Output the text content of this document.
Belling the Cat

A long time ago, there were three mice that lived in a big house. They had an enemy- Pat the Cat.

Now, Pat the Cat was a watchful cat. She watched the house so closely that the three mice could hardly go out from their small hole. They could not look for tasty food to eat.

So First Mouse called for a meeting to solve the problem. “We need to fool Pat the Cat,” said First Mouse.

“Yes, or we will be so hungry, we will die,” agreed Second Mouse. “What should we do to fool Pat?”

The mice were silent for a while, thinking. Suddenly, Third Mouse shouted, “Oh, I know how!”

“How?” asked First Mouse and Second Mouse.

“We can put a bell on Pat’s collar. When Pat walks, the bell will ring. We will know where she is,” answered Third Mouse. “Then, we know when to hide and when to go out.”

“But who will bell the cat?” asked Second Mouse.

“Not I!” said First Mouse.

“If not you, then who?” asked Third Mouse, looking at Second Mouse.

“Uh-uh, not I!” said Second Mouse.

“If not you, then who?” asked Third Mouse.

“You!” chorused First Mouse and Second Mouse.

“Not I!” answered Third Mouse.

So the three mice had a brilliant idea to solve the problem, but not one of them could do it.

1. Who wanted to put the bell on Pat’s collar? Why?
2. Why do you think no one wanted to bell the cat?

┄┄┄┄┄┄┄┄┄┄

THE EXERCISE:
Every record above needs to be repeated word for word.

SOLUTION TO THIS EXERCISE:
Output the text content of this document.
Belling the Cat

A long time ago, there were three mice that lived in a big house. They had an enemy- Pat the Cat.

Now, Pat the Cat was a watchful cat. She watched the house so closely that the three mice could hardly go out from their small hole. They could not look for tasty food to eat.

So First Mouse called for a meeting to solve the problem. “We need to fool Pat the Cat,” said First Mouse.

“Yes, or we will be so hungry, we will die,” agreed Second Mouse. “What should we do to fool Pat?”

The mice were silent for a while, thinking. Suddenly, Third Mouse shouted, “Oh, I know how!”

“How?” asked First Mouse and Second Mouse.

“We can put a bell on Pat’s collar. When Pat walks, the bell will ring. We will know where she is,” answered Third Mouse. “Then, we know when to hide and when to go out.”

“But who will bell the cat?” asked Second Mouse.

“Not I!” said First Mouse.

“If not you, then who?” asked Third Mouse, looking at Second Mouse.

“Uh-uh, not I!” said Second Mouse.

“If not you, then who?” asked Third Mouse.

“You!” chorused First Mouse and Second Mouse.

“Not I!” answered Third Mouse.

So the three mice had a brilliant idea to solve the problem, but not one of them could do it.

1. Who wanted to put the bell on Pat’s collar? Why?
2. Why do you think no one wanted to bell the cat?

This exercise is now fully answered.